• WORK INSTRUCTIONS: Copy out every line in which the string "AMSEAS" occurs.

[Figure record extracts]
--- begin ---
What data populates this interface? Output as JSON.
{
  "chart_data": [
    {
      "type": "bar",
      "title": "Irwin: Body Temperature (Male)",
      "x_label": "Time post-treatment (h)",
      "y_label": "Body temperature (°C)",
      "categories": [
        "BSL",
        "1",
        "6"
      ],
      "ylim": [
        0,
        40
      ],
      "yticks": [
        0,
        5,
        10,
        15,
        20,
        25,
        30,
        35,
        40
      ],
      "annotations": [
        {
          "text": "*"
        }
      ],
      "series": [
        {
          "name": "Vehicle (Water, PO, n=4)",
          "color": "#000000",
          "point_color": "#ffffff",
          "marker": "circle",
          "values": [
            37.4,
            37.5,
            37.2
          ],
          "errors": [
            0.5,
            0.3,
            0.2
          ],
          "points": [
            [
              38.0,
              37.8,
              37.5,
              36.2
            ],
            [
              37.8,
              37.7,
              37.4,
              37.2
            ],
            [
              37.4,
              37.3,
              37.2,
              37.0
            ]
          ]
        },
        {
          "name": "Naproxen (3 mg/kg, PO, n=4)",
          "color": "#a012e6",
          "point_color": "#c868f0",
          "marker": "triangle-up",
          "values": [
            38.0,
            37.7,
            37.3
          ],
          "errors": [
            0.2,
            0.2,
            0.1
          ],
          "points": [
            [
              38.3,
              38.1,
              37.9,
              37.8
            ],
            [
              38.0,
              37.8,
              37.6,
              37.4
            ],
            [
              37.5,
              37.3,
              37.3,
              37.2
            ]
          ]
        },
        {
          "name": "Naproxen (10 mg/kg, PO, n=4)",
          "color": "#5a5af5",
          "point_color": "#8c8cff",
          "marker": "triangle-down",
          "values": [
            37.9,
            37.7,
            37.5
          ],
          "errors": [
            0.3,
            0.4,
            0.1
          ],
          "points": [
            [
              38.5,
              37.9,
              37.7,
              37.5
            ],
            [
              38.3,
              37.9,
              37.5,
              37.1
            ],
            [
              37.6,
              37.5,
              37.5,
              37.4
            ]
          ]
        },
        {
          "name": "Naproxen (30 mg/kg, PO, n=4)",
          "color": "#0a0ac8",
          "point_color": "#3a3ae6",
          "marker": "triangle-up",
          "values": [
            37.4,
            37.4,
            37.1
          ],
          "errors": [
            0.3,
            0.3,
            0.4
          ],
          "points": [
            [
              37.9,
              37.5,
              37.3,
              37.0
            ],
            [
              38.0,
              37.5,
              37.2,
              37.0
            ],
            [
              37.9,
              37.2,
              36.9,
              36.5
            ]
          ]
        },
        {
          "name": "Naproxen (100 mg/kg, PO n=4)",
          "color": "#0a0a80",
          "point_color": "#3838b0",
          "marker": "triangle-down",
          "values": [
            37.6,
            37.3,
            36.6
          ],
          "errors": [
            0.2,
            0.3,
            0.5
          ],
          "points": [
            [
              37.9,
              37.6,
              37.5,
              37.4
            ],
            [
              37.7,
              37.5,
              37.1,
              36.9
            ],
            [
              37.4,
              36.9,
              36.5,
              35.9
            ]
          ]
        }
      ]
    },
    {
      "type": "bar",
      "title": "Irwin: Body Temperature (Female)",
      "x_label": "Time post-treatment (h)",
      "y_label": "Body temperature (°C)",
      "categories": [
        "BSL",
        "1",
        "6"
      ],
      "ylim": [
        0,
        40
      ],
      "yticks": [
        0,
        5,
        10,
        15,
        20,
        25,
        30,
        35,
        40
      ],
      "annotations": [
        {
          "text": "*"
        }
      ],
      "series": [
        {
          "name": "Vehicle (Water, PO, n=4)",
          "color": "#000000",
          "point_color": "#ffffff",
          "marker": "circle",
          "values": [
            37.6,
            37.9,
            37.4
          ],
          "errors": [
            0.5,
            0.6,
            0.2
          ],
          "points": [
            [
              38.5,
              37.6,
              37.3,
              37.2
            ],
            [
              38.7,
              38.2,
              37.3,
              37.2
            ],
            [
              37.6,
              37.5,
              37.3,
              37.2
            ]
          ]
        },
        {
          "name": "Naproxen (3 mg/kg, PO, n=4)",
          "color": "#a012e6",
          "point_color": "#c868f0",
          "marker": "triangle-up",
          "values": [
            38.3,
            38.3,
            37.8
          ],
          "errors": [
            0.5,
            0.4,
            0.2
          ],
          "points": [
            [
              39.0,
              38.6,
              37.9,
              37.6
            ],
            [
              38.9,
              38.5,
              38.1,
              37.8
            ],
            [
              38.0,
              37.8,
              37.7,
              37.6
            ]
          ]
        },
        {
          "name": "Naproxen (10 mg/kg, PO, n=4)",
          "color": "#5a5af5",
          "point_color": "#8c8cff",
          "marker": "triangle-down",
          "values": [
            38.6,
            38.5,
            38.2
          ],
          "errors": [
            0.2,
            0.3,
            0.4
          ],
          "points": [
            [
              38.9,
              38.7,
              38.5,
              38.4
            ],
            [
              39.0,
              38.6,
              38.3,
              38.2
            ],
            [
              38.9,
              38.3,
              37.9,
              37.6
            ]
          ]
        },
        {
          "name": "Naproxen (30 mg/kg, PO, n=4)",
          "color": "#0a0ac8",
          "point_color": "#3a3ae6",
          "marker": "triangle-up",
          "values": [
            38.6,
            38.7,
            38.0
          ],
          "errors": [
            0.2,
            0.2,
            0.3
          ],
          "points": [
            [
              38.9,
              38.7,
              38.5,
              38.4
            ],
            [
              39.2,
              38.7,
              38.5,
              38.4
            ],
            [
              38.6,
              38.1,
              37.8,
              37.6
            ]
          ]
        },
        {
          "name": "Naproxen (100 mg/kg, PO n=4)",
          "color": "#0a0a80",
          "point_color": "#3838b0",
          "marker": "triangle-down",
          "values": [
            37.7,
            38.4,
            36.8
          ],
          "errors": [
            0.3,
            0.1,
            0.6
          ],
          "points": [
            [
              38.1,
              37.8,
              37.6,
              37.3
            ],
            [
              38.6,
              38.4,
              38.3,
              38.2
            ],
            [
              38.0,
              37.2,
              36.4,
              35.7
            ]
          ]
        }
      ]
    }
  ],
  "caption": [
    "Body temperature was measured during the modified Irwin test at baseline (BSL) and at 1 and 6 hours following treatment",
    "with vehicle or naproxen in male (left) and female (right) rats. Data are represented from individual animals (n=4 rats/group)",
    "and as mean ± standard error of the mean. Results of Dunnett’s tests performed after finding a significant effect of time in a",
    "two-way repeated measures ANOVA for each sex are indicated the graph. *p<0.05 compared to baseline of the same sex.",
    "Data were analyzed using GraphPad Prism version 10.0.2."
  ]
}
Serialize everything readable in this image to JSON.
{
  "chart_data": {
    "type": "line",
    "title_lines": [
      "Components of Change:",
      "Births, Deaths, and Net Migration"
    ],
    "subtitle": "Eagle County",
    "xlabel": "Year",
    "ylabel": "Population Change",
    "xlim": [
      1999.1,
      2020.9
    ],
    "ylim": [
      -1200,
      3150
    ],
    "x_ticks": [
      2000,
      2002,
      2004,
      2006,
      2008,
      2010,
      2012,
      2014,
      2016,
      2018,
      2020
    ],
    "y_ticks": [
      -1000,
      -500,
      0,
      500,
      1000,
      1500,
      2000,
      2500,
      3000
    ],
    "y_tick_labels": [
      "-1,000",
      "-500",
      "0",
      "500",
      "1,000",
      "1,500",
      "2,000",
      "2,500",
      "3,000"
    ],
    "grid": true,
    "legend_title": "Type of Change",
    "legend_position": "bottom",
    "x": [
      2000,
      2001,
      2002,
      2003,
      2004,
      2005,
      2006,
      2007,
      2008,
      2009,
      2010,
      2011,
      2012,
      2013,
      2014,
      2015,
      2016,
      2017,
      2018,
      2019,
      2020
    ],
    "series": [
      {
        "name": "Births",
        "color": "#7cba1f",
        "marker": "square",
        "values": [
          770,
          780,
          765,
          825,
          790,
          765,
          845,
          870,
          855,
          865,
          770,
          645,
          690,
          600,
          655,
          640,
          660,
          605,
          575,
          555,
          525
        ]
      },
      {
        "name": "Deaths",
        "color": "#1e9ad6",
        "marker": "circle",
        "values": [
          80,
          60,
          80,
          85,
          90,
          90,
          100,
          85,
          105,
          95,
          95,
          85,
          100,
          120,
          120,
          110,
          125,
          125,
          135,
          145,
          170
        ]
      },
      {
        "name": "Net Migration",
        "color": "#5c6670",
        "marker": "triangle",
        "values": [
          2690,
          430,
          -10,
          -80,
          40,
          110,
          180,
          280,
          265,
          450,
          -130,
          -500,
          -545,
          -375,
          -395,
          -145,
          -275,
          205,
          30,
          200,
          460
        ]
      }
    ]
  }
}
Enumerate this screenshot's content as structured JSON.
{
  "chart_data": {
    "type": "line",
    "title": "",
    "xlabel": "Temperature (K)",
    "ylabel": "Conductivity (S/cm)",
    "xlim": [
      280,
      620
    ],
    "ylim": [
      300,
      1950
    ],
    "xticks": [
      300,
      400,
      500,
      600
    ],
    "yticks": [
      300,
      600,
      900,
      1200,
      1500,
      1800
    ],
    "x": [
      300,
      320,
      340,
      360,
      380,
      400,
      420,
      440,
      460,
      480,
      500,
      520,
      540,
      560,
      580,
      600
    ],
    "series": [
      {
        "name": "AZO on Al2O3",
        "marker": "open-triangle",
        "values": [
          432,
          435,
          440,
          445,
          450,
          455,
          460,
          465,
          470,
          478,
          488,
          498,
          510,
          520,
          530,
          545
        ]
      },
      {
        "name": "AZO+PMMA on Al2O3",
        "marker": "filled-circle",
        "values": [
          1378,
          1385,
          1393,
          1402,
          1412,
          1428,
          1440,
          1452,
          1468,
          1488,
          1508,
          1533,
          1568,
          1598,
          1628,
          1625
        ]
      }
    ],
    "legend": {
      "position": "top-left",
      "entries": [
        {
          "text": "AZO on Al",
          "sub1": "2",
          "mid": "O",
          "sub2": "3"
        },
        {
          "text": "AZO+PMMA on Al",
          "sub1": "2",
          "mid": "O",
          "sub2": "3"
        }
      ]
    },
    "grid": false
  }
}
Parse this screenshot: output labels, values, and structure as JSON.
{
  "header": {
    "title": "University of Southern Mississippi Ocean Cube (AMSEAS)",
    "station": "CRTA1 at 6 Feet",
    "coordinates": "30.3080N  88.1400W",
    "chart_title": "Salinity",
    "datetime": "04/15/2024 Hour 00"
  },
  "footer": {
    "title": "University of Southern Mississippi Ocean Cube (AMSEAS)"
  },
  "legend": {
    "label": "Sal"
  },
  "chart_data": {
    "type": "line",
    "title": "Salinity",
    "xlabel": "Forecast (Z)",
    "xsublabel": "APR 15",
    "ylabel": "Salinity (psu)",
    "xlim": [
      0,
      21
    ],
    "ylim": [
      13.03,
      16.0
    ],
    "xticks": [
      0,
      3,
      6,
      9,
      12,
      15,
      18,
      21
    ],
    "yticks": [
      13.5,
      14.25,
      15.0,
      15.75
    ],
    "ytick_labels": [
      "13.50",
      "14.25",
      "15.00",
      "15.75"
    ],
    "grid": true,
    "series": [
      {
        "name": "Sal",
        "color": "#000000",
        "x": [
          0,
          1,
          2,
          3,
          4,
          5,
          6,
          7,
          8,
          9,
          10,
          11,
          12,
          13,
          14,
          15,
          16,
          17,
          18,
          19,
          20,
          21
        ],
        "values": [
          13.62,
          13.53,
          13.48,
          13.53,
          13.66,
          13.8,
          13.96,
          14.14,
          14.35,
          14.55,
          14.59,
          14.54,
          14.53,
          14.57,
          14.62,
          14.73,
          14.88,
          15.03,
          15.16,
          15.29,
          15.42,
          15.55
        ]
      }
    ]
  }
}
--- end ---
• EXERCISE SOLUTION:
    "title": "University of Southern Mississippi Ocean Cube (AMSEAS)",
    "title": "University of Southern Mississippi Ocean Cube (AMSEAS)"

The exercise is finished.